*** Text ***
No obvious signs - The war is not over // Verzio X ELTE

No Obvious Signs (Alina Gorlova, 2017) won 5 awards, but what makes this movie really worth to watch is its in-depth content, a honest, natural portrait of a traumatised person. The first salient thing we notice is Alina Gorlova’s line of vision: there is a notable non-large-scale lens shot with a camera, which creates the emotion of claustrophobia, belonging to the protagonist.

Furthermore, we start to scrutinise the woman soldier, who has a major rank in the Ukrainian army. Oksana Yakobava is our survivor and protagonist, and her war experience is revealing to us that actually there are two wars going on. The first one is the violent, physical war and the second one is an aftermath of the tragedy. Oksana used to be a major in the Ukrainian army, reporting the casualties. Her duty was to check the dead soldiers’ identity, and to identify the motives of their death. Besides that, she had to write a detailed report of their deformed body. It was severe and painful for her to see the bullets on the bodies of young Ukrainian boys. Moreover, in some cases, bodies were undefinable, and duty was identifying these people and contact with their families. The battle always leaves a natural trail of tragic moments to the human mind, and some people could not handle these moments.
*** Information provided ***
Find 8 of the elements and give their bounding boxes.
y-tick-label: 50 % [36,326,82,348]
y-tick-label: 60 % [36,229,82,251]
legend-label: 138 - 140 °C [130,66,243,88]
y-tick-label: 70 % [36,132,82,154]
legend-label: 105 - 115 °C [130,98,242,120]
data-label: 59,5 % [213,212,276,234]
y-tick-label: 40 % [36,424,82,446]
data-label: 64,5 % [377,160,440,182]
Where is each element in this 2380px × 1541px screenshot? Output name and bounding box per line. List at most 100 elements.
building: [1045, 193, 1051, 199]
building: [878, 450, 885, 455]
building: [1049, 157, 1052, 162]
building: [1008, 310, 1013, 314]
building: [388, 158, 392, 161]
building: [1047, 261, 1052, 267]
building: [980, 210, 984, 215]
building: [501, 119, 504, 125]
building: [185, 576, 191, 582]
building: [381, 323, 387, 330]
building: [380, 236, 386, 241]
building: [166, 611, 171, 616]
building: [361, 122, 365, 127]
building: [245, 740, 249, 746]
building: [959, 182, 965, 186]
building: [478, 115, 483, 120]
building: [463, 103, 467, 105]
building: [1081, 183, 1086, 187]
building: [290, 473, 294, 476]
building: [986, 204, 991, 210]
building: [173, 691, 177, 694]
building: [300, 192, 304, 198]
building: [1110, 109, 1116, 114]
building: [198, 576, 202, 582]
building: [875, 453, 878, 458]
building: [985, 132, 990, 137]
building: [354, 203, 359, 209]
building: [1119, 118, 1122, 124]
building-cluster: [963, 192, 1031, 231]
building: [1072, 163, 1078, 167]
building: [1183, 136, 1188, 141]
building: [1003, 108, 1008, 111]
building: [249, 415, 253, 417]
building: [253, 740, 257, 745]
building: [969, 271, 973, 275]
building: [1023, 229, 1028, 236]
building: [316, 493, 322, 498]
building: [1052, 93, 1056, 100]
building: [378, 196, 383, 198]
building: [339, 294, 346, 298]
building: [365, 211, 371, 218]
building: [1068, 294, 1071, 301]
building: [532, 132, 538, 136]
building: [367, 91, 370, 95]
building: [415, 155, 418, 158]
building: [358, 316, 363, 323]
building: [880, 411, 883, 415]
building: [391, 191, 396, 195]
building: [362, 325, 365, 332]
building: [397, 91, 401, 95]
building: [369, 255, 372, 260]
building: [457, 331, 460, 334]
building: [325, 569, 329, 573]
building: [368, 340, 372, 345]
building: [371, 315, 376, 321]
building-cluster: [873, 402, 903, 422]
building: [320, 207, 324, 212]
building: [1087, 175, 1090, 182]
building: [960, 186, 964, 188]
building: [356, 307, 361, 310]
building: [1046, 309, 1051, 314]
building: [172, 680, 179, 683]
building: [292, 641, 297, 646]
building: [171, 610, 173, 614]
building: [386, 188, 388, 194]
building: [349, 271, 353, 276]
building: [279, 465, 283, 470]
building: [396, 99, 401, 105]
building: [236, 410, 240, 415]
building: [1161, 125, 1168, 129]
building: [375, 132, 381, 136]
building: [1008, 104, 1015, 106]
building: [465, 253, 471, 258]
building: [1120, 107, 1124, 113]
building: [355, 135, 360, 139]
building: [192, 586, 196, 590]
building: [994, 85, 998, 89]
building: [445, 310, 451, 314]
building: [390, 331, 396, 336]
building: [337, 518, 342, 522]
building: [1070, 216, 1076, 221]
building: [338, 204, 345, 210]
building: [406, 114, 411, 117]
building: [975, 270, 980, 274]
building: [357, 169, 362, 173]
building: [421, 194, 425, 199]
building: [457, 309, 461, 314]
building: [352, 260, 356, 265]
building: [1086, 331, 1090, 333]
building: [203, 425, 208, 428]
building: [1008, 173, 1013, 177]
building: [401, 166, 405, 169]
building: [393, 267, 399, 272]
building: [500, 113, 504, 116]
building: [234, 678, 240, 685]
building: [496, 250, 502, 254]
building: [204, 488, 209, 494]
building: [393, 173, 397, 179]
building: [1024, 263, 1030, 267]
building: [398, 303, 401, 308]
***
§ Exercises
• 1. Using the review of No Obvious Signs, answer each question.
(a) How many awards did the film win?
(b) What rank did Oksana Yakobava hold in the Ukrainian army?
(c) What two wars does her experience reveal?
• 2. Rewrite the paragraph of the film review beginning "Furthermore, we start to scrutinise" as a short bulleted list that keeps its main facts.

§ Answers to the exercise
• 1.
(a) 5 awards.
(b) Major.
(c) The violent, physical war and the aftermath of the tragedy.

• 2.
- The film's protagonist and survivor is Oksana Yakobava, a woman soldier who was a major in the Ukrainian army.
- Her experience shows two wars: the violent, physical one and the aftermath of the tragedy.
- Her job was reporting casualties: checking dead soldiers' identities, identifying the motives of their deaths, and writing detailed reports on their deformed bodies.
- Seeing bullets in the bodies of young Ukrainian boys was severe and painful for her.
- Some bodies could not be identified, and her duty included identifying these people and contacting their families.
- Battle leaves a trail of tragic moments in the human mind, and some people could not handle them.